##### Data excerpts

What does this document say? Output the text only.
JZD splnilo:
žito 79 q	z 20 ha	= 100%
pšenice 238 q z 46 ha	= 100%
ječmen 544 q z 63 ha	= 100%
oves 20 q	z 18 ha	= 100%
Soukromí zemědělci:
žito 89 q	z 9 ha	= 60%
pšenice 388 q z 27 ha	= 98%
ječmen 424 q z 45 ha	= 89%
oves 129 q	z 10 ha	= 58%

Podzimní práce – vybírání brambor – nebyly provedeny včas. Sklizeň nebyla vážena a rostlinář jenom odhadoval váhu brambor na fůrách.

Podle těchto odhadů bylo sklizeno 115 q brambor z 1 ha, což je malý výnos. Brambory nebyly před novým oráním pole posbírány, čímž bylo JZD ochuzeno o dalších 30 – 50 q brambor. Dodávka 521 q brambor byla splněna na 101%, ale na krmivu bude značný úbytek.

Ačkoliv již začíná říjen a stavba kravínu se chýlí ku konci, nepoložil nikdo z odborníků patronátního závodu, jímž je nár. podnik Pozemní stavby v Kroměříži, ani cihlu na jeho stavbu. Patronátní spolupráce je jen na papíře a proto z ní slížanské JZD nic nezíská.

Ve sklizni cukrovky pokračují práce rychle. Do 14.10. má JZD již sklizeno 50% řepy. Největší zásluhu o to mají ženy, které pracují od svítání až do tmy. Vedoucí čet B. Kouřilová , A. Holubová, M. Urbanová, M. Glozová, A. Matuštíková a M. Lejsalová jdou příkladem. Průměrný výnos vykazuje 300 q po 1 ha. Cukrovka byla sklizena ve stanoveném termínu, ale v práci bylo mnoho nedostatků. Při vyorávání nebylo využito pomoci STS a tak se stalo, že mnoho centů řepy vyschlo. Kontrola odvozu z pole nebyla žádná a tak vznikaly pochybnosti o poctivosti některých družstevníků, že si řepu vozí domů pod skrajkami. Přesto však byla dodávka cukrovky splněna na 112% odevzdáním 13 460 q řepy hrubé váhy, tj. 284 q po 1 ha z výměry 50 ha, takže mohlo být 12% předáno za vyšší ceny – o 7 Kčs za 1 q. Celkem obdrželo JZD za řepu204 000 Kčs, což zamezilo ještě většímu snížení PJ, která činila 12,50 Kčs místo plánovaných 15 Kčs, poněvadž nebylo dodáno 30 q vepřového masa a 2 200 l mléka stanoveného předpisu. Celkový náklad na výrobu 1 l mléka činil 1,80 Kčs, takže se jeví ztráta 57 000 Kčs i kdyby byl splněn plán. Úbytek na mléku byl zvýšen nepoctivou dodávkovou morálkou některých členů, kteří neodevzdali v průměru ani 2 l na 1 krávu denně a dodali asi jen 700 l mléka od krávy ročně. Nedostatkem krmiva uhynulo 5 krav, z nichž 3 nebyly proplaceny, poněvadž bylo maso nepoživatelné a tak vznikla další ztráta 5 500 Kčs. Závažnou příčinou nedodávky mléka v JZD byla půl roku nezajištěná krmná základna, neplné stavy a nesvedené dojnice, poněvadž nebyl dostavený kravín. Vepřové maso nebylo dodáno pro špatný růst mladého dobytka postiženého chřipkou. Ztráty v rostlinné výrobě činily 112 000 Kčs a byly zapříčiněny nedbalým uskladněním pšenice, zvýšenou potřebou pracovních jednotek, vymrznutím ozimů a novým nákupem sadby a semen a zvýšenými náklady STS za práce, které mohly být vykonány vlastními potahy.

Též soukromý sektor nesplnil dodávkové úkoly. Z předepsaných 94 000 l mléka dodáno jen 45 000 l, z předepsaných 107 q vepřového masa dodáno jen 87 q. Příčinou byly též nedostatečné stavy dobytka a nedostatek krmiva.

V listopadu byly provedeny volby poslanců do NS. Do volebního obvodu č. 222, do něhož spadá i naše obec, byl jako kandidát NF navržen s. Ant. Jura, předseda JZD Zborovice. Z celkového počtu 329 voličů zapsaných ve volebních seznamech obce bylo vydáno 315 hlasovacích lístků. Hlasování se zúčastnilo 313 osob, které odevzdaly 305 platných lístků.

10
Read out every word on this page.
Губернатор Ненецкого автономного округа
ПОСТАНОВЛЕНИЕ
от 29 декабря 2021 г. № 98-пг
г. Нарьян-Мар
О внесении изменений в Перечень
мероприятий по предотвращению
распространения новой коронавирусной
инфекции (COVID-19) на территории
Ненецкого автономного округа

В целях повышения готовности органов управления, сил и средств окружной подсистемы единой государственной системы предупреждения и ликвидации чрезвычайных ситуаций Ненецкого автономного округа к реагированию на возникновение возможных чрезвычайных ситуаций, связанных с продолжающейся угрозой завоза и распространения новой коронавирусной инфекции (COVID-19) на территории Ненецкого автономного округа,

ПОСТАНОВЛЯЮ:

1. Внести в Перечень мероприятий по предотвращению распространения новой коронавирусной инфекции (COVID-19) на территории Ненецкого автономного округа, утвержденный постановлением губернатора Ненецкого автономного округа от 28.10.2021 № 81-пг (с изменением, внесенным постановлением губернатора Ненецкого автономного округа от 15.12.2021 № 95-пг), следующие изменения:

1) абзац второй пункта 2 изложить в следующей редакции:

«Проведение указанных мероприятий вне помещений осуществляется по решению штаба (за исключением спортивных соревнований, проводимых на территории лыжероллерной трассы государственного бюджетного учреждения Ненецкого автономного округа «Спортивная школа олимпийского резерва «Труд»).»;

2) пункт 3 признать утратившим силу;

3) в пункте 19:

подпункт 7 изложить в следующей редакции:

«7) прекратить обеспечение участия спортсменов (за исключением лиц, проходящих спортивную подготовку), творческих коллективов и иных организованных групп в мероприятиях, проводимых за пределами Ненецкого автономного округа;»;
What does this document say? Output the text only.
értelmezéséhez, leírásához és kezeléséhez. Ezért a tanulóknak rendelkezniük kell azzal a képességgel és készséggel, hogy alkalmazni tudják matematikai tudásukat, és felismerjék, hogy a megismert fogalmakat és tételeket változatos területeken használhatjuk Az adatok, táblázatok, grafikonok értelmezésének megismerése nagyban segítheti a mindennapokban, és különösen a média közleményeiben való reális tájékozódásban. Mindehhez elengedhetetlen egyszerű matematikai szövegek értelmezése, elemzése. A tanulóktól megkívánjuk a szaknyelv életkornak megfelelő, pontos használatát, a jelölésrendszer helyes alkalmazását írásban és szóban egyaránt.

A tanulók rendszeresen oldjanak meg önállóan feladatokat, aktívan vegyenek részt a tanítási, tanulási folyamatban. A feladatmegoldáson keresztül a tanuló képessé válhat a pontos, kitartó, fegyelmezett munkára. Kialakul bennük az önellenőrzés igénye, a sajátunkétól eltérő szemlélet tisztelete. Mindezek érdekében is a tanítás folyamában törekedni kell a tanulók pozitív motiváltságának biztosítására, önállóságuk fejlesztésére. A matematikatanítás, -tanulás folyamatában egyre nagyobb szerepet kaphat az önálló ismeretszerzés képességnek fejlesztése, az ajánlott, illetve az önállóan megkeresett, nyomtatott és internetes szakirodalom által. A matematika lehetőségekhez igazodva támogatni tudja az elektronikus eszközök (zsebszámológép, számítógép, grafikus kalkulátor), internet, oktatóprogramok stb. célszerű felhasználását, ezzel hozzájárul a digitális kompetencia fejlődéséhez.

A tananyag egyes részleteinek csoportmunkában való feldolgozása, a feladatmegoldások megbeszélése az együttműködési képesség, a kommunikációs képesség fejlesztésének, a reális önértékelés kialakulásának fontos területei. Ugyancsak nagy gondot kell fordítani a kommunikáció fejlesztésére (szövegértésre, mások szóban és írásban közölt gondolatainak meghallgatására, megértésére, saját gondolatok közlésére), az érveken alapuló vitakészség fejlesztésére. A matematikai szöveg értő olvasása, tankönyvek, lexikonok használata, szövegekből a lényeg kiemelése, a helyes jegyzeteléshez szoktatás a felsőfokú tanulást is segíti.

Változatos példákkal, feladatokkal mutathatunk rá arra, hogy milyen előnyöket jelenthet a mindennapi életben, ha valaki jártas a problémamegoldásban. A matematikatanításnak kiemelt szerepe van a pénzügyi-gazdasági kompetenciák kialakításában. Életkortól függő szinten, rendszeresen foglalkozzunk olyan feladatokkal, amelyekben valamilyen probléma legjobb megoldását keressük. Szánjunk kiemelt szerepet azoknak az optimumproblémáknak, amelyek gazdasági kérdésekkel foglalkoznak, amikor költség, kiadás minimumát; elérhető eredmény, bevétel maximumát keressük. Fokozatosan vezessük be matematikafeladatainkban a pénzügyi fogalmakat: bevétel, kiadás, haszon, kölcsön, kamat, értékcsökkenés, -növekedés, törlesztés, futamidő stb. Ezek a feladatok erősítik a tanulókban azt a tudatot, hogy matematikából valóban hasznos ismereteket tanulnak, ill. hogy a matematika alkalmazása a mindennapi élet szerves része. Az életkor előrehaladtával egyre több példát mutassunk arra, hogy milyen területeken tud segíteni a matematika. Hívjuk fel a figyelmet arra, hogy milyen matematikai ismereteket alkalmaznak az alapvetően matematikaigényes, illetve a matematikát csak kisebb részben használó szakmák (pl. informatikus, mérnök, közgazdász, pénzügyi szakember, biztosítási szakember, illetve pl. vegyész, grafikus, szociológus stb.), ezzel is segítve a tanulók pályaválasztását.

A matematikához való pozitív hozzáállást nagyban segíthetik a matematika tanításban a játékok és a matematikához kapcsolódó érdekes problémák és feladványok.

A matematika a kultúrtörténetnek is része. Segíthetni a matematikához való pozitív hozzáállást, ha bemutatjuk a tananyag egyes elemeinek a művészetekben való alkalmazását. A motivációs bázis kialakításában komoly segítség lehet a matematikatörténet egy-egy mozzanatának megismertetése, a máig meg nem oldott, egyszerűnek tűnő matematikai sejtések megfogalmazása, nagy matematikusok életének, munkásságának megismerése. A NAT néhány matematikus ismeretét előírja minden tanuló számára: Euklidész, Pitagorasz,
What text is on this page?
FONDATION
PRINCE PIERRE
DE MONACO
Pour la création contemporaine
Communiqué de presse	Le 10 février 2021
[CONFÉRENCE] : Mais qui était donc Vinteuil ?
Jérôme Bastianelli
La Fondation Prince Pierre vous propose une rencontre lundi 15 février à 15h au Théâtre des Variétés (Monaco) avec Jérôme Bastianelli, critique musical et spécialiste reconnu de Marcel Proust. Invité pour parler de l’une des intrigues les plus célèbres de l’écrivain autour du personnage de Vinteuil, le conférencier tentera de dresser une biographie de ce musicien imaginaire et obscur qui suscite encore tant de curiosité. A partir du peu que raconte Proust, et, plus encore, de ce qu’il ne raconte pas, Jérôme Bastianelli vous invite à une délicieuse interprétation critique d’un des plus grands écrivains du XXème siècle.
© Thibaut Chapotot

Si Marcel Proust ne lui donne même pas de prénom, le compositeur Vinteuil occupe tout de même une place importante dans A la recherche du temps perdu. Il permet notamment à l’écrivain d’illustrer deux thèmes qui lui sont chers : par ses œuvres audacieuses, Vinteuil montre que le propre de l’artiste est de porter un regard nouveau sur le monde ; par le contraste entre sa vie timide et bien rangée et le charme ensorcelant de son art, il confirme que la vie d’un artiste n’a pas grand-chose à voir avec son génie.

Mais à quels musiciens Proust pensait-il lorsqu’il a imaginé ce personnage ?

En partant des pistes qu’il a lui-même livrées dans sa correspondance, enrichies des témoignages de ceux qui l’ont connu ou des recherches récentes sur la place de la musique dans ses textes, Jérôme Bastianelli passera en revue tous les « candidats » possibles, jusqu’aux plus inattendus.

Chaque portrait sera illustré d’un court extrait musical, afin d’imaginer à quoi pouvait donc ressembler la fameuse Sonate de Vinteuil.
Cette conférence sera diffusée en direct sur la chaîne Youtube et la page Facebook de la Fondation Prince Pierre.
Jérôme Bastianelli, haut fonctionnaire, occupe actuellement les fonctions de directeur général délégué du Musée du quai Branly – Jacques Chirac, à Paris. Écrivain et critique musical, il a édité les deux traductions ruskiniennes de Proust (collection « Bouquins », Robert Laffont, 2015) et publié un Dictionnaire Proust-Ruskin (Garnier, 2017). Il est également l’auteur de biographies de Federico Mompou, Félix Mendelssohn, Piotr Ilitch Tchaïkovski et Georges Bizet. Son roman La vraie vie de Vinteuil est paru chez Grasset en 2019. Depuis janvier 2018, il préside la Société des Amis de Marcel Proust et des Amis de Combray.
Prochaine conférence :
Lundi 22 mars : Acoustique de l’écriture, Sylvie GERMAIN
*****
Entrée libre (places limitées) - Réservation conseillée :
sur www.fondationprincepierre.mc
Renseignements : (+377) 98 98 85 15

##########

» What needs to be done: Copy, from the material above, each line in which the string "Ненецкого" occurs.

» Complete answer:
Губернатор Ненецкого автономного округа
Ненецкого автономного округа
В целях повышения готовности органов управления, сил и средств окружной подсистемы единой государственной системы предупреждения и ликвидации чрезвычайных ситуаций Ненецкого автономного округа к реагированию на возникновение возможных чрезвычайных ситуаций, связанных с продолжающейся угрозой завоза и распространения новой коронавирусной инфекции (COVID-19) на территории Ненецкого автономного округа,
1. Внести в Перечень мероприятий по предотвращению распространения новой коронавирусной инфекции (COVID-19) на территории Ненецкого автономного округа, утвержденный постановлением губернатора Ненецкого автономного округа от 28.10.2021 № 81-пг (с изменением, внесенным постановлением губернатора Ненецкого автономного округа от 15.12.2021 № 95-пг), следующие изменения:
«Проведение указанных мероприятий вне помещений осуществляется по решению штаба (за исключением спортивных соревнований, проводимых на территории лыжероллерной трассы государственного бюджетного учреждения Ненецкого автономного округа «Спортивная школа олимпийского резерва «Труд»).»;
«7) прекратить обеспечение участия спортсменов (за исключением лиц, проходящих спортивную подготовку), творческих коллективов и иных организованных групп в мероприятиях, проводимых за пределами Ненецкого автономного округа;»;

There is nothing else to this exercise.